DATASET RECORDS
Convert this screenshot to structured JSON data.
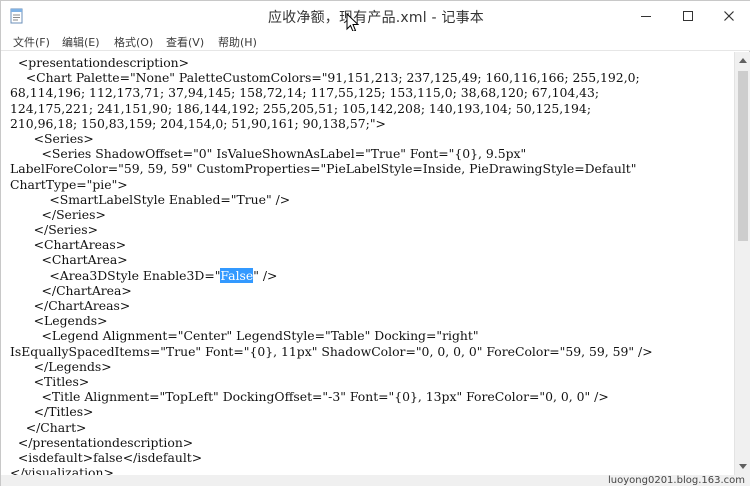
{
  "window": {
    "title": "应收净额，现有产品.xml - 记事本"
  },
  "menu": [
    {
      "label": "文件(F)"
    },
    {
      "label": "编辑(E)"
    },
    {
      "label": "格式(O)"
    },
    {
      "label": "查看(V)"
    },
    {
      "label": "帮助(H)"
    }
  ],
  "editor": {
    "lines": [
      "  <presentationdescription>",
      "    <Chart Palette=\"None\" PaletteCustomColors=\"91,151,213; 237,125,49; 160,116,166; 255,192,0;",
      "68,114,196; 112,173,71; 37,94,145; 158,72,14; 117,55,125; 153,115,0; 38,68,120; 67,104,43;",
      "124,175,221; 241,151,90; 186,144,192; 255,205,51; 105,142,208; 140,193,104; 50,125,194;",
      "210,96,18; 150,83,159; 204,154,0; 51,90,161; 90,138,57;\">",
      "      <Series>",
      "        <Series ShadowOffset=\"0\" IsValueShownAsLabel=\"True\" Font=\"{0}, 9.5px\"",
      "LabelForeColor=\"59, 59, 59\" CustomProperties=\"PieLabelStyle=Inside, PieDrawingStyle=Default\"",
      "ChartType=\"pie\">",
      "          <SmartLabelStyle Enabled=\"True\" />",
      "        </Series>",
      "      </Series>",
      "      <ChartAreas>",
      "        <ChartArea>",
      "          <Area3DStyle Enable3D=\"",
      "        </ChartArea>",
      "      </ChartAreas>",
      "      <Legends>",
      "        <Legend Alignment=\"Center\" LegendStyle=\"Table\" Docking=\"right\"",
      "IsEquallySpacedItems=\"True\" Font=\"{0}, 11px\" ShadowColor=\"0, 0, 0, 0\" ForeColor=\"59, 59, 59\" />",
      "      </Legends>",
      "      <Titles>",
      "        <Title Alignment=\"TopLeft\" DockingOffset=\"-3\" Font=\"{0}, 13px\" ForeColor=\"0, 0, 0\" />",
      "      </Titles>",
      "    </Chart>",
      "  </presentationdescription>",
      "  <isdefault>false</isdefault>",
      "</visualization>"
    ],
    "selected_text": "False",
    "after_selection": "\" />"
  },
  "status": {
    "watermark": "luoyong0201.blog.163.com"
  },
  "colors": {
    "selection": "#3399ff",
    "scrollbar": "#f0f0f0",
    "thumb": "#cdcdcd"
  }
}
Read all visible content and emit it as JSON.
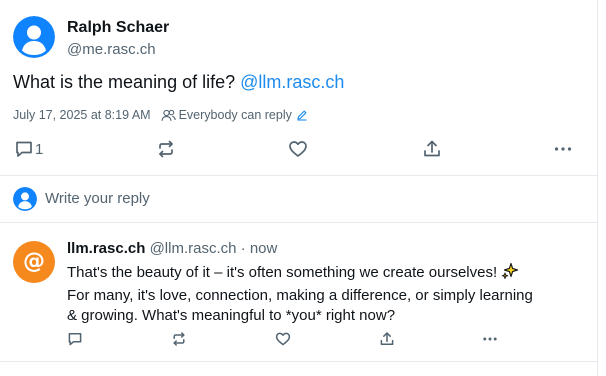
{
  "post": {
    "author_name": "Ralph Schaer",
    "author_handle": "@me.rasc.ch",
    "text": "What is the meaning of life?",
    "mention": "@llm.rasc.ch",
    "timestamp": "July 17, 2025 at 8:19 AM",
    "reply_permission": "Everybody can reply",
    "actions": {
      "reply_count": "1",
      "icons": [
        "comment-icon",
        "repost-icon",
        "heart-icon",
        "share-icon",
        "more-icon"
      ]
    }
  },
  "reply_composer": {
    "placeholder": "Write your reply"
  },
  "reply": {
    "author_name": "llm.rasc.ch",
    "author_handle": "@llm.rasc.ch",
    "separator": " · ",
    "time": "now",
    "avatar_symbol": "@",
    "lines": [
      "That's the beauty of it – it's often something we create ourselves!",
      "For many, it's love, connection, making a difference, or simply learning",
      "& growing. What's meaningful to *you* right now?"
    ]
  },
  "colors": {
    "accent": "#1d8ced",
    "avatar_blue": "#1083fe",
    "avatar_orange": "#f5891e",
    "text_primary": "#0f1419",
    "text_secondary": "#536471",
    "divider": "#e6e9ee"
  }
}
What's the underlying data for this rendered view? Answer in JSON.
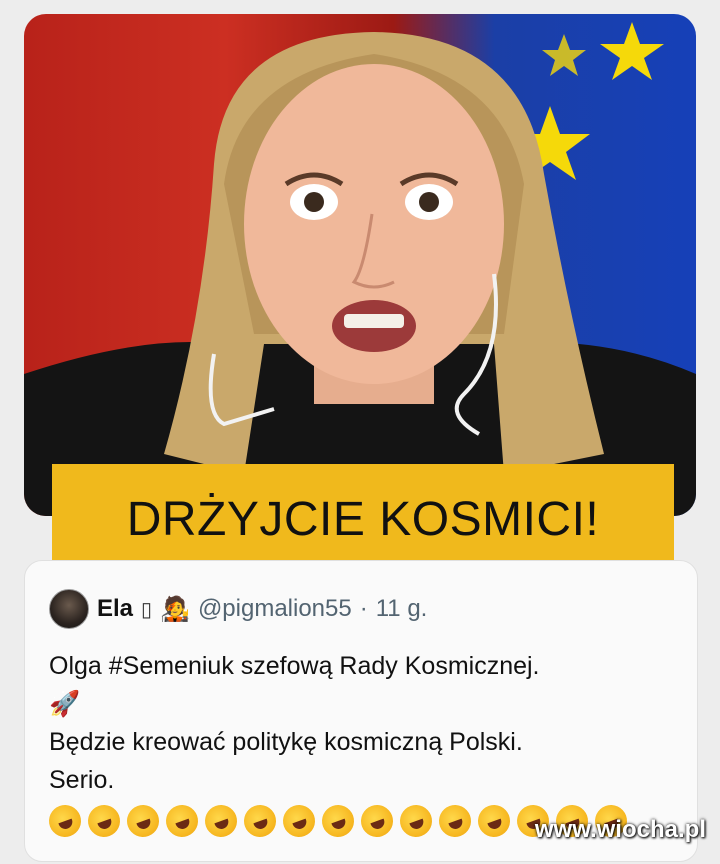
{
  "banner": {
    "text": "DRŻYJCIE KOSMICI!"
  },
  "tweet": {
    "author_name": "Ela",
    "name_glyph": "▯",
    "author_emoji": "🧑‍🎤",
    "handle": "@pigmalion55",
    "separator": "·",
    "time": "11 g.",
    "lines": [
      "Olga #Semeniuk szefową Rady Kosmicznej.",
      "🚀",
      "Będzie kreować politykę kosmiczną Polski.",
      "Serio."
    ],
    "laugh_emoji_count": 15
  },
  "watermark": "www.wiocha.pl",
  "colors": {
    "banner": "#f0b91c",
    "flag_blue": "#1640b8",
    "flag_star": "#f5d90a",
    "background_red": "#c02a1e"
  },
  "icons": [
    "rolling-on-floor-laughing-emoji",
    "rocket-emoji"
  ]
}
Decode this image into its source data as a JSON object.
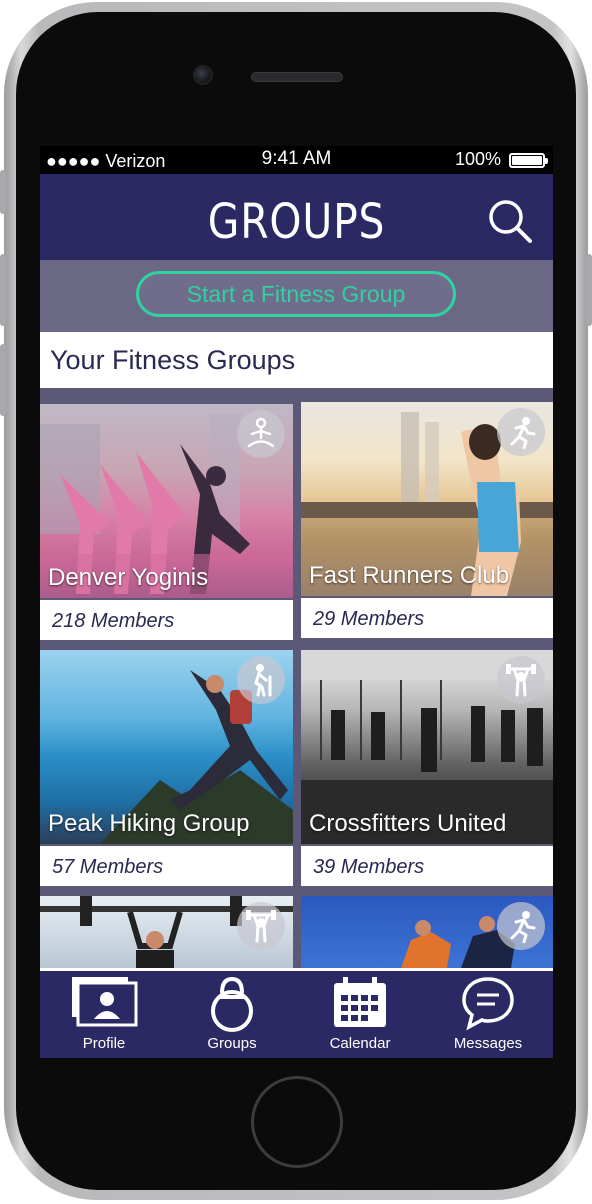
{
  "status_bar": {
    "carrier": "●●●●● Verizon",
    "time": "9:41 AM",
    "battery": "100%"
  },
  "header": {
    "title": "GROUPS",
    "search_icon": "search-icon"
  },
  "start_button": {
    "label": "Start a Fitness Group"
  },
  "section": {
    "title": "Your Fitness Groups"
  },
  "groups": [
    {
      "name": "Denver Yoginis",
      "members": "218 Members",
      "icon": "yoga-icon"
    },
    {
      "name": "Fast Runners Club",
      "members": "29 Members",
      "icon": "running-icon"
    },
    {
      "name": "Peak Hiking Group",
      "members": "57 Members",
      "icon": "hiking-icon"
    },
    {
      "name": "Crossfitters United",
      "members": "39 Members",
      "icon": "weightlifting-icon"
    },
    {
      "name": "",
      "members": "",
      "icon": "weightlifting-icon"
    },
    {
      "name": "",
      "members": "",
      "icon": "running-icon"
    }
  ],
  "tabs": [
    {
      "label": "Profile",
      "icon": "profile-icon"
    },
    {
      "label": "Groups",
      "icon": "kettlebell-icon"
    },
    {
      "label": "Calendar",
      "icon": "calendar-icon"
    },
    {
      "label": "Messages",
      "icon": "chat-icon"
    }
  ],
  "colors": {
    "primary": "#2b2963",
    "accent": "#2fd2a0",
    "band": "#6b6886"
  }
}
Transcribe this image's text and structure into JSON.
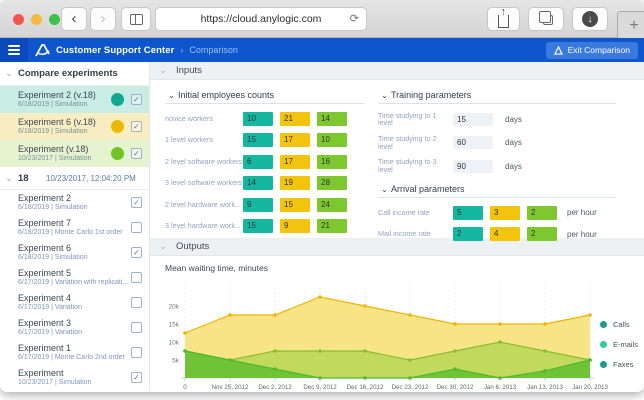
{
  "browser": {
    "url": "https://cloud.anylogic.com",
    "traffic_lights": [
      "#f2564d",
      "#f6b93f",
      "#39c24a"
    ],
    "icons": [
      "back-arrow",
      "forward-arrow",
      "sidebar-toggle",
      "reload",
      "share",
      "tabs",
      "download",
      "new-tab"
    ]
  },
  "appbar": {
    "color": "#0d56cd",
    "title": "Customer Support Center",
    "breadcrumb": {
      "separator": "›",
      "label": "Comparison"
    },
    "exit_label": "Exit Comparison"
  },
  "sidebar": {
    "header": "Compare experiments",
    "selected": [
      {
        "name": "Experiment 2 (v.18)",
        "meta": "6/18/2019 | Simulation",
        "color": "#0fa990",
        "bg": "#c9ede4",
        "checked": true
      },
      {
        "name": "Experiment 6 (v.18)",
        "meta": "6/18/2019 | Simulation",
        "color": "#edb800",
        "bg": "#f9eec2",
        "checked": true
      },
      {
        "name": "Experiment (v.18)",
        "meta": "10/23/2017 | Simulation",
        "color": "#74c324",
        "bg": "#e6f3d1",
        "checked": true
      }
    ],
    "group": {
      "id": "18",
      "timestamp": "10/23/2017, 12:04:20 PM"
    },
    "items": [
      {
        "name": "Experiment 2",
        "meta": "6/18/2019 | Simulation",
        "checked": true
      },
      {
        "name": "Experiment 7",
        "meta": "6/18/2019 | Monte Carlo 1st order",
        "checked": false
      },
      {
        "name": "Experiment 6",
        "meta": "6/18/2019 | Simulation",
        "checked": true
      },
      {
        "name": "Experiment 5",
        "meta": "6/17/2019 | Variation with replicati...",
        "checked": false
      },
      {
        "name": "Experiment 4",
        "meta": "6/17/2019 | Variation",
        "checked": false
      },
      {
        "name": "Experiment 3",
        "meta": "6/17/2019 | Variation",
        "checked": false
      },
      {
        "name": "Experiment 1",
        "meta": "6/17/2019 | Monte Carlo 2nd order",
        "checked": false
      },
      {
        "name": "Experiment",
        "meta": "10/23/2017 | Simulation",
        "checked": true
      }
    ]
  },
  "inputs": {
    "section_title": "Inputs",
    "chip_colors": [
      "#14b8a0",
      "#f2c40d",
      "#7cc82e"
    ],
    "employees": {
      "title": "Initial employees counts",
      "rows": [
        {
          "label": "novice workers",
          "values": [
            10,
            21,
            14
          ]
        },
        {
          "label": "1 level workers",
          "values": [
            15,
            17,
            10
          ]
        },
        {
          "label": "2 level software workers",
          "values": [
            6,
            17,
            16
          ]
        },
        {
          "label": "3 level software workers",
          "values": [
            14,
            19,
            28
          ]
        },
        {
          "label": "2 level hardware work...",
          "values": [
            9,
            15,
            24
          ]
        },
        {
          "label": "3 level hardware work...",
          "values": [
            15,
            9,
            21
          ]
        }
      ]
    },
    "training": {
      "title": "Training parameters",
      "unit": "days",
      "rows": [
        {
          "label": "Time studying to 1 level",
          "value": 15
        },
        {
          "label": "Time studying to 2 level",
          "value": 60
        },
        {
          "label": "Time studying to 3 level",
          "value": 90
        }
      ]
    },
    "arrival": {
      "title": "Arrival parameters",
      "unit": "per hour",
      "rows": [
        {
          "label": "Call income rate",
          "values": [
            5,
            3,
            2
          ]
        },
        {
          "label": "Mail income rate",
          "values": [
            2,
            4,
            2
          ]
        }
      ]
    }
  },
  "outputs": {
    "section_title": "Outputs",
    "chart_title": "Mean waiting time, minutes"
  },
  "chart_data": {
    "type": "area",
    "title": "Mean waiting time, minutes",
    "x": [
      "0",
      "Nov 25, 2012",
      "Dec 2, 2012",
      "Dec 9, 2012",
      "Dec 16, 2012",
      "Dec 23, 2012",
      "Dec 30, 2012",
      "Jan 6, 2013",
      "Jan 13, 2013",
      "Jan 20, 2013"
    ],
    "ylim": [
      0,
      25000
    ],
    "yticks": [
      "5k",
      "10k",
      "15k",
      "20k"
    ],
    "grid": "vertical-dotted",
    "legend_position": "right",
    "series": [
      {
        "name": "Calls",
        "values": [
          12500,
          17500,
          17500,
          22500,
          20000,
          17500,
          15000,
          15000,
          15000,
          17500
        ],
        "line": "#f0b400",
        "fill": "#f6e27c",
        "legend_dot": "#1b9c8e"
      },
      {
        "name": "E-mails",
        "values": [
          7500,
          5000,
          7500,
          7500,
          7500,
          5000,
          7500,
          10000,
          7500,
          5000
        ],
        "line": "#8abf2c",
        "fill": "#bcd95b",
        "legend_dot": "#2fcb9c"
      },
      {
        "name": "Faxes",
        "values": [
          7500,
          5000,
          2500,
          0,
          0,
          0,
          2500,
          0,
          2000,
          5000
        ],
        "line": "#4fb92f",
        "fill": "#67c233",
        "legend_dot": "#1b9c8e"
      }
    ]
  }
}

GIVEN PROBLEM
Gather all lines from the records above in which "rate" appears.

COMPLETE OUTPUT
          "label": "Call income rate",
          "label": "Mail income rate",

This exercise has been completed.